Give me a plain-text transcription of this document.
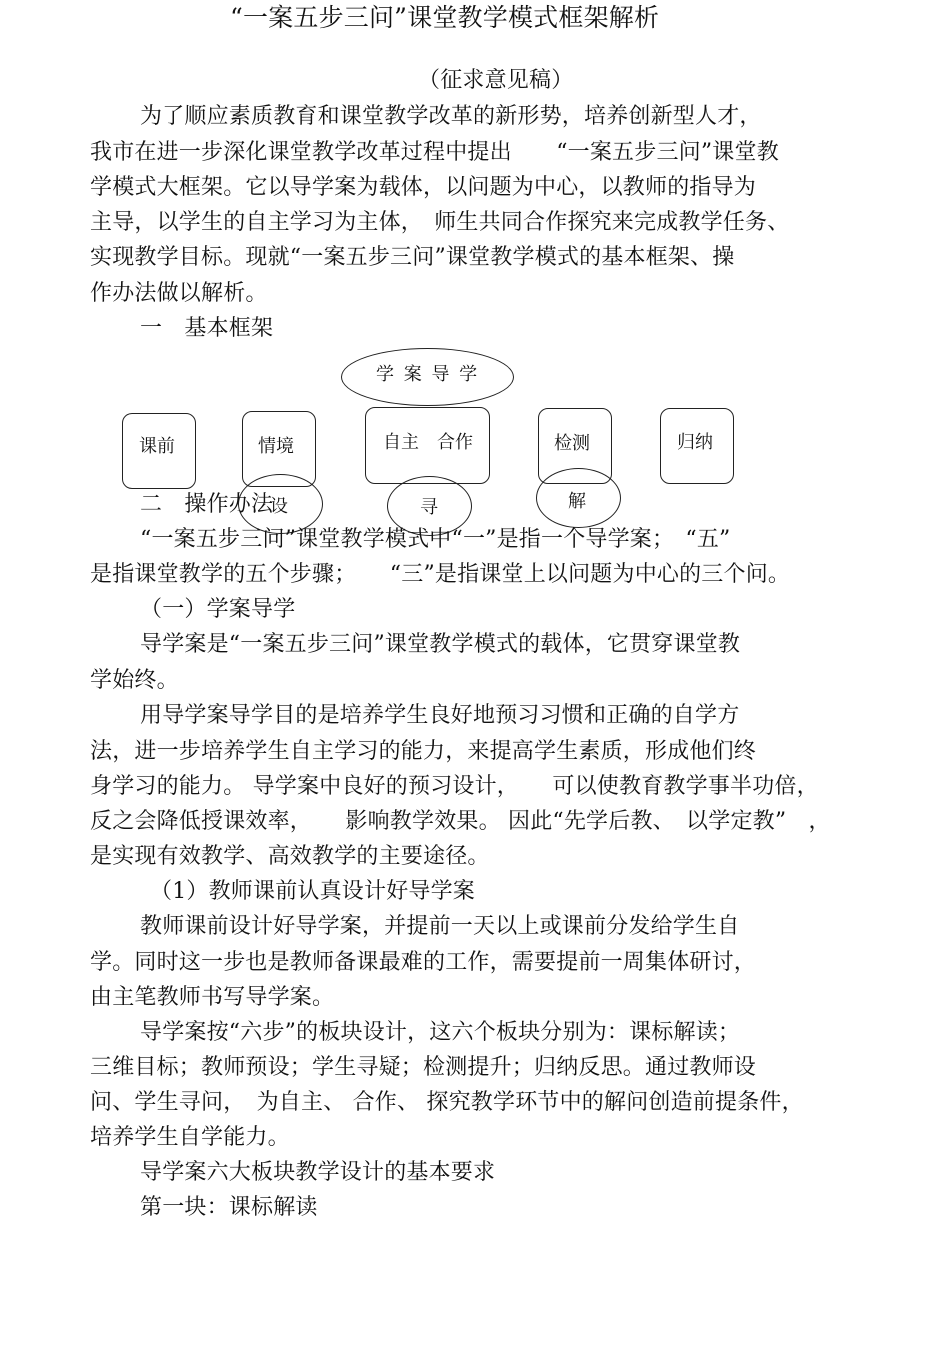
“一案五步三问”课堂教学模式框架解析
（征求意见稿）
为了顺应素质教育和课堂教学改革的新形势，培养创新型人才，
我市在进一步深化课堂教学改革过程中提出　　“一案五步三问”课堂教
学模式大框架。它以导学案为载体，以问题为中心，以教师的指导为
主导，以学生的自主学习为主体，　师生共同合作探究来完成教学任务、
实现教学目标。现就“一案五步三问”课堂教学模式的基本框架、操
作办法做以解析。
一　基本框架
学 案 导 学
课前	情境	自主　合作	检测	归纳
设	寻	解
二　操作办法
“一案五步三问”课堂教学模式中“一”是指一个导学案；　“五”
是指课堂教学的五个步骤；　　“三”是指课堂上以问题为中心的三个问。
（一）学案导学
导学案是“一案五步三问”课堂教学模式的载体，它贯穿课堂教
学始终。
用导学案导学目的是培养学生良好地预习习惯和正确的自学方
法，进一步培养学生自主学习的能力，来提高学生素质，形成他们终
身学习的能力。 导学案中良好的预习设计，　　可以使教育教学事半功倍，
反之会降低授课效率，　　影响教学效果。 因此“先学后教、　以学定教”　，
是实现有效教学、高效教学的主要途径。
（1）教师课前认真设计好导学案
教师课前设计好导学案，并提前一天以上或课前分发给学生自
学。同时这一步也是教师备课最难的工作，需要提前一周集体研讨，
由主笔教师书写导学案。
导学案按“六步”的板块设计，这六个板块分别为：课标解读；
三维目标；教师预设；学生寻疑；检测提升；归纳反思。通过教师设
问、学生寻问，　为自主、 合作、 探究教学环节中的解问创造前提条件，
培养学生自学能力。
导学案六大板块教学设计的基本要求
第一块：课标解读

▶ **WHAT IS REQUIRED**
Retype each record exactly as it stands, but do not include the pictures.

▶ **SOLUTION TO THIS PROBLEM**
Give me a plain-text transcription of this document.
“一案五步三问”课堂教学模式框架解析
（征求意见稿）
为了顺应素质教育和课堂教学改革的新形势，培养创新型人才，
我市在进一步深化课堂教学改革过程中提出　　“一案五步三问”课堂教
学模式大框架。它以导学案为载体，以问题为中心，以教师的指导为
主导，以学生的自主学习为主体，　师生共同合作探究来完成教学任务、
实现教学目标。现就“一案五步三问”课堂教学模式的基本框架、操
作办法做以解析。
一　基本框架
学 案 导 学
课前	情境	自主　合作	检测	归纳
设	寻	解
二　操作办法
“一案五步三问”课堂教学模式中“一”是指一个导学案；　“五”
是指课堂教学的五个步骤；　　“三”是指课堂上以问题为中心的三个问。
（一）学案导学
导学案是“一案五步三问”课堂教学模式的载体，它贯穿课堂教
学始终。
用导学案导学目的是培养学生良好地预习习惯和正确的自学方
法，进一步培养学生自主学习的能力，来提高学生素质，形成他们终
身学习的能力。 导学案中良好的预习设计，　　可以使教育教学事半功倍，
反之会降低授课效率，　　影响教学效果。 因此“先学后教、　以学定教”　，
是实现有效教学、高效教学的主要途径。
（1）教师课前认真设计好导学案
教师课前设计好导学案，并提前一天以上或课前分发给学生自
学。同时这一步也是教师备课最难的工作，需要提前一周集体研讨，
由主笔教师书写导学案。
导学案按“六步”的板块设计，这六个板块分别为：课标解读；
三维目标；教师预设；学生寻疑；检测提升；归纳反思。通过教师设
问、学生寻问，　为自主、 合作、 探究教学环节中的解问创造前提条件，
培养学生自学能力。
导学案六大板块教学设计的基本要求
第一块：课标解读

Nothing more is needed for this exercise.